----- DATA TO USE -----

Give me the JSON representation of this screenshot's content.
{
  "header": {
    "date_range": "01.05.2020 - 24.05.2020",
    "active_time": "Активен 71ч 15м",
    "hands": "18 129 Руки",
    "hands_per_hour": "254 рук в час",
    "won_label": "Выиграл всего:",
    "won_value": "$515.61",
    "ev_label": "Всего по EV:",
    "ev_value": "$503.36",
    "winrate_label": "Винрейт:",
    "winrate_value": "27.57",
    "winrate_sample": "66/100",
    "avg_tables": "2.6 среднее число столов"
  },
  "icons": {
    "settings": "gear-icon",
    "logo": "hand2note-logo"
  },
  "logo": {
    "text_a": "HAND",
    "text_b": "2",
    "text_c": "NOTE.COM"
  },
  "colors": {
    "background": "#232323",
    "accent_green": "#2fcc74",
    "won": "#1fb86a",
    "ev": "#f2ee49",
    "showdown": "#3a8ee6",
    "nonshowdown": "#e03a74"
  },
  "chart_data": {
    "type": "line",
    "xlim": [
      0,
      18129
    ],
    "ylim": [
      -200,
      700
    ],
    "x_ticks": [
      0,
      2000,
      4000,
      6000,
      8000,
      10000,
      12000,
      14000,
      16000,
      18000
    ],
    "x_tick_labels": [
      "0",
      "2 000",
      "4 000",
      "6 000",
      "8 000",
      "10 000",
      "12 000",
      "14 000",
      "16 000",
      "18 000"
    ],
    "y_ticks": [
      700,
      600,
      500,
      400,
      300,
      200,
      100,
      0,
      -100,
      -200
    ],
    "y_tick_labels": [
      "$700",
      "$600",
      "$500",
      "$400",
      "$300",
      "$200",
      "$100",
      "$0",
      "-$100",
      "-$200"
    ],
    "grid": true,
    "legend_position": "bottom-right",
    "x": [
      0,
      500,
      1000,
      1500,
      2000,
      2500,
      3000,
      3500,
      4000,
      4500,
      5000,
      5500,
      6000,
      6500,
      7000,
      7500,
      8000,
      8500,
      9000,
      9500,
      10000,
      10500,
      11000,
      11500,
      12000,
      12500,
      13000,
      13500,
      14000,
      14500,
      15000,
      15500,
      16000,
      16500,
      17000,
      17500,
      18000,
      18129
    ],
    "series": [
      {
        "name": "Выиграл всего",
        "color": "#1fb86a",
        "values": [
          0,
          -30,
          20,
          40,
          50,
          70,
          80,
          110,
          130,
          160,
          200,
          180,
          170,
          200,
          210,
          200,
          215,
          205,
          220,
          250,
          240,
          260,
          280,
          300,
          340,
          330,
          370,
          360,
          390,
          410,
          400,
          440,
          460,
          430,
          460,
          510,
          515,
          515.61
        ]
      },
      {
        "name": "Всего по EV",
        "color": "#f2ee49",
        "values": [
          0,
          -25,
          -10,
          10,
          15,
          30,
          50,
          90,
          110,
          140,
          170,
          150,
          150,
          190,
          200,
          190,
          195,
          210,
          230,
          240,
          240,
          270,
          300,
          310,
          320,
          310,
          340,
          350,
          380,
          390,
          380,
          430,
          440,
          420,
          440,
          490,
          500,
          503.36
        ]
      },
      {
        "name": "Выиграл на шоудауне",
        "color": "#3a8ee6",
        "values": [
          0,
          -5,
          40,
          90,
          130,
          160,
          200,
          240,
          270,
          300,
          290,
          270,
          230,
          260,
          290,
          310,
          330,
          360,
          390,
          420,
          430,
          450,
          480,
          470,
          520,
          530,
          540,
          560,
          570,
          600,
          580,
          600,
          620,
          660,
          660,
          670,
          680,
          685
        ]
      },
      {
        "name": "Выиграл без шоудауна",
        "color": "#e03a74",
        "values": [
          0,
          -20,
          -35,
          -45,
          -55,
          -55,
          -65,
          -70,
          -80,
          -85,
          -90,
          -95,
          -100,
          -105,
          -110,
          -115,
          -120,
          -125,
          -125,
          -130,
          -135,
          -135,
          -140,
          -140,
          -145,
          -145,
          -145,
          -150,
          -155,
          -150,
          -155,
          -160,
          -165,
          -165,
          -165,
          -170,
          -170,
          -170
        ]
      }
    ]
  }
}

-----

REQUEST:
Copy all the entries verbatim.

TASK RESPONSE:
Give me the JSON representation of this screenshot's content.
{
  "header": {
    "date_range": "01.05.2020 - 24.05.2020",
    "active_time": "Активен 71ч 15м",
    "hands": "18 129 Руки",
    "hands_per_hour": "254 рук в час",
    "won_label": "Выиграл всего:",
    "won_value": "$515.61",
    "ev_label": "Всего по EV:",
    "ev_value": "$503.36",
    "winrate_label": "Винрейт:",
    "winrate_value": "27.57",
    "winrate_sample": "66/100",
    "avg_tables": "2.6 среднее число столов"
  },
  "icons": {
    "settings": "gear-icon",
    "logo": "hand2note-logo"
  },
  "logo": {
    "text_a": "HAND",
    "text_b": "2",
    "text_c": "NOTE.COM"
  },
  "colors": {
    "background": "#232323",
    "accent_green": "#2fcc74",
    "won": "#1fb86a",
    "ev": "#f2ee49",
    "showdown": "#3a8ee6",
    "nonshowdown": "#e03a74"
  },
  "chart_data": {
    "type": "line",
    "xlim": [
      0,
      18129
    ],
    "ylim": [
      -200,
      700
    ],
    "x_ticks": [
      0,
      2000,
      4000,
      6000,
      8000,
      10000,
      12000,
      14000,
      16000,
      18000
    ],
    "x_tick_labels": [
      "0",
      "2 000",
      "4 000",
      "6 000",
      "8 000",
      "10 000",
      "12 000",
      "14 000",
      "16 000",
      "18 000"
    ],
    "y_ticks": [
      700,
      600,
      500,
      400,
      300,
      200,
      100,
      0,
      -100,
      -200
    ],
    "y_tick_labels": [
      "$700",
      "$600",
      "$500",
      "$400",
      "$300",
      "$200",
      "$100",
      "$0",
      "-$100",
      "-$200"
    ],
    "grid": true,
    "legend_position": "bottom-right",
    "x": [
      0,
      500,
      1000,
      1500,
      2000,
      2500,
      3000,
      3500,
      4000,
      4500,
      5000,
      5500,
      6000,
      6500,
      7000,
      7500,
      8000,
      8500,
      9000,
      9500,
      10000,
      10500,
      11000,
      11500,
      12000,
      12500,
      13000,
      13500,
      14000,
      14500,
      15000,
      15500,
      16000,
      16500,
      17000,
      17500,
      18000,
      18129
    ],
    "series": [
      {
        "name": "Выиграл всего",
        "color": "#1fb86a",
        "values": [
          0,
          -30,
          20,
          40,
          50,
          70,
          80,
          110,
          130,
          160,
          200,
          180,
          170,
          200,
          210,
          200,
          215,
          205,
          220,
          250,
          240,
          260,
          280,
          300,
          340,
          330,
          370,
          360,
          390,
          410,
          400,
          440,
          460,
          430,
          460,
          510,
          515,
          515.61
        ]
      },
      {
        "name": "Всего по EV",
        "color": "#f2ee49",
        "values": [
          0,
          -25,
          -10,
          10,
          15,
          30,
          50,
          90,
          110,
          140,
          170,
          150,
          150,
          190,
          200,
          190,
          195,
          210,
          230,
          240,
          240,
          270,
          300,
          310,
          320,
          310,
          340,
          350,
          380,
          390,
          380,
          430,
          440,
          420,
          440,
          490,
          500,
          503.36
        ]
      },
      {
        "name": "Выиграл на шоудауне",
        "color": "#3a8ee6",
        "values": [
          0,
          -5,
          40,
          90,
          130,
          160,
          200,
          240,
          270,
          300,
          290,
          270,
          230,
          260,
          290,
          310,
          330,
          360,
          390,
          420,
          430,
          450,
          480,
          470,
          520,
          530,
          540,
          560,
          570,
          600,
          580,
          600,
          620,
          660,
          660,
          670,
          680,
          685
        ]
      },
      {
        "name": "Выиграл без шоудауна",
        "color": "#e03a74",
        "values": [
          0,
          -20,
          -35,
          -45,
          -55,
          -55,
          -65,
          -70,
          -80,
          -85,
          -90,
          -95,
          -100,
          -105,
          -110,
          -115,
          -120,
          -125,
          -125,
          -130,
          -135,
          -135,
          -140,
          -140,
          -145,
          -145,
          -145,
          -150,
          -155,
          -150,
          -155,
          -160,
          -165,
          -165,
          -165,
          -170,
          -170,
          -170
        ]
      }
    ]
  }
}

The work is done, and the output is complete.